— START OF RECORD EXCERPTS —

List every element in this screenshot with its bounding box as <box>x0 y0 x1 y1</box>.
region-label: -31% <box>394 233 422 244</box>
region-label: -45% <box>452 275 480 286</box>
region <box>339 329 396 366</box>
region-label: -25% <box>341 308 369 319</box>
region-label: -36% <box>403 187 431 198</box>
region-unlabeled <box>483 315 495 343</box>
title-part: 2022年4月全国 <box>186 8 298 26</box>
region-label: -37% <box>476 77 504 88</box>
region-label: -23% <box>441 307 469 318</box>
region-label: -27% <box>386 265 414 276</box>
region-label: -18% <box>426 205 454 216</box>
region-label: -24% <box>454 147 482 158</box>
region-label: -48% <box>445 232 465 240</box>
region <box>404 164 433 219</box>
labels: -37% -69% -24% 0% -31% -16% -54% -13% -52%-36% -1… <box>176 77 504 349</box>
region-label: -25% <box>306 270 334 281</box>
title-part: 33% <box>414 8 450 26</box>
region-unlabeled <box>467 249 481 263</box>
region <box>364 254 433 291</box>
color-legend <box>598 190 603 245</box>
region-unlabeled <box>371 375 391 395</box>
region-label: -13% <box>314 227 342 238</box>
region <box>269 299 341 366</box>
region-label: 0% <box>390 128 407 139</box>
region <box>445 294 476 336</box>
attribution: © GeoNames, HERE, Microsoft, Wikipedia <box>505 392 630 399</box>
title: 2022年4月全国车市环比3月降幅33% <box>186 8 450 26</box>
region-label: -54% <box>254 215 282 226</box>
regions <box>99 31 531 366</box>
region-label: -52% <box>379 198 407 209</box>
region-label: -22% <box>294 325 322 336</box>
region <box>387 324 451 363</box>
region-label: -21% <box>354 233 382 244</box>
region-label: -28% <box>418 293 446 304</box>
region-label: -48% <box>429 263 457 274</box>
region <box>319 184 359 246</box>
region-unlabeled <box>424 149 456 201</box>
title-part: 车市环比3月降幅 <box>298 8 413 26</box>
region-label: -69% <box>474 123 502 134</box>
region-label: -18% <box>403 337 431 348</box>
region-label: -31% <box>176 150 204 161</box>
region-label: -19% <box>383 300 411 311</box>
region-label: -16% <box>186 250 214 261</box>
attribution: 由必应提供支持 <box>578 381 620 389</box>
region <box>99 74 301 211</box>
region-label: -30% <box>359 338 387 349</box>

— END OF RECORD EXCERPTS —

Copy the material above line for line, without changing a character.

List every element in this screenshot with its bounding box as <box>x0 y0 x1 y1</box>.
region-label: -31% <box>394 233 422 244</box>
region-label: -45% <box>452 275 480 286</box>
region <box>339 329 396 366</box>
region-label: -25% <box>341 308 369 319</box>
region-label: -36% <box>403 187 431 198</box>
region-unlabeled <box>483 315 495 343</box>
title-part: 2022年4月全国 <box>186 8 298 26</box>
region-label: -37% <box>476 77 504 88</box>
region-label: -23% <box>441 307 469 318</box>
region-label: -27% <box>386 265 414 276</box>
region-label: -18% <box>426 205 454 216</box>
region-label: -24% <box>454 147 482 158</box>
region-label: -48% <box>445 232 465 240</box>
region <box>404 164 433 219</box>
labels: -37% -69% -24% 0% -31% -16% -54% -13% -52%-36% -1… <box>176 77 504 349</box>
region-label: -25% <box>306 270 334 281</box>
title-part: 33% <box>414 8 450 26</box>
region-unlabeled <box>467 249 481 263</box>
region <box>364 254 433 291</box>
color-legend <box>598 190 603 245</box>
region-unlabeled <box>371 375 391 395</box>
region-label: -13% <box>314 227 342 238</box>
region <box>269 299 341 366</box>
region-label: 0% <box>390 128 407 139</box>
region <box>445 294 476 336</box>
attribution: © GeoNames, HERE, Microsoft, Wikipedia <box>505 392 630 399</box>
title: 2022年4月全国车市环比3月降幅33% <box>186 8 450 26</box>
region-label: -54% <box>254 215 282 226</box>
regions <box>99 31 531 366</box>
region-label: -52% <box>379 198 407 209</box>
region-label: -22% <box>294 325 322 336</box>
region <box>387 324 451 363</box>
region-label: -21% <box>354 233 382 244</box>
region-label: -28% <box>418 293 446 304</box>
region-label: -48% <box>429 263 457 274</box>
region <box>319 184 359 246</box>
region-unlabeled <box>424 149 456 201</box>
title-part: 车市环比3月降幅 <box>298 8 413 26</box>
region-label: -69% <box>474 123 502 134</box>
region-label: -18% <box>403 337 431 348</box>
region-label: -31% <box>176 150 204 161</box>
region-label: -19% <box>383 300 411 311</box>
region-label: -16% <box>186 250 214 261</box>
attribution: 由必应提供支持 <box>578 381 620 389</box>
region <box>99 74 301 211</box>
region-label: -30% <box>359 338 387 349</box>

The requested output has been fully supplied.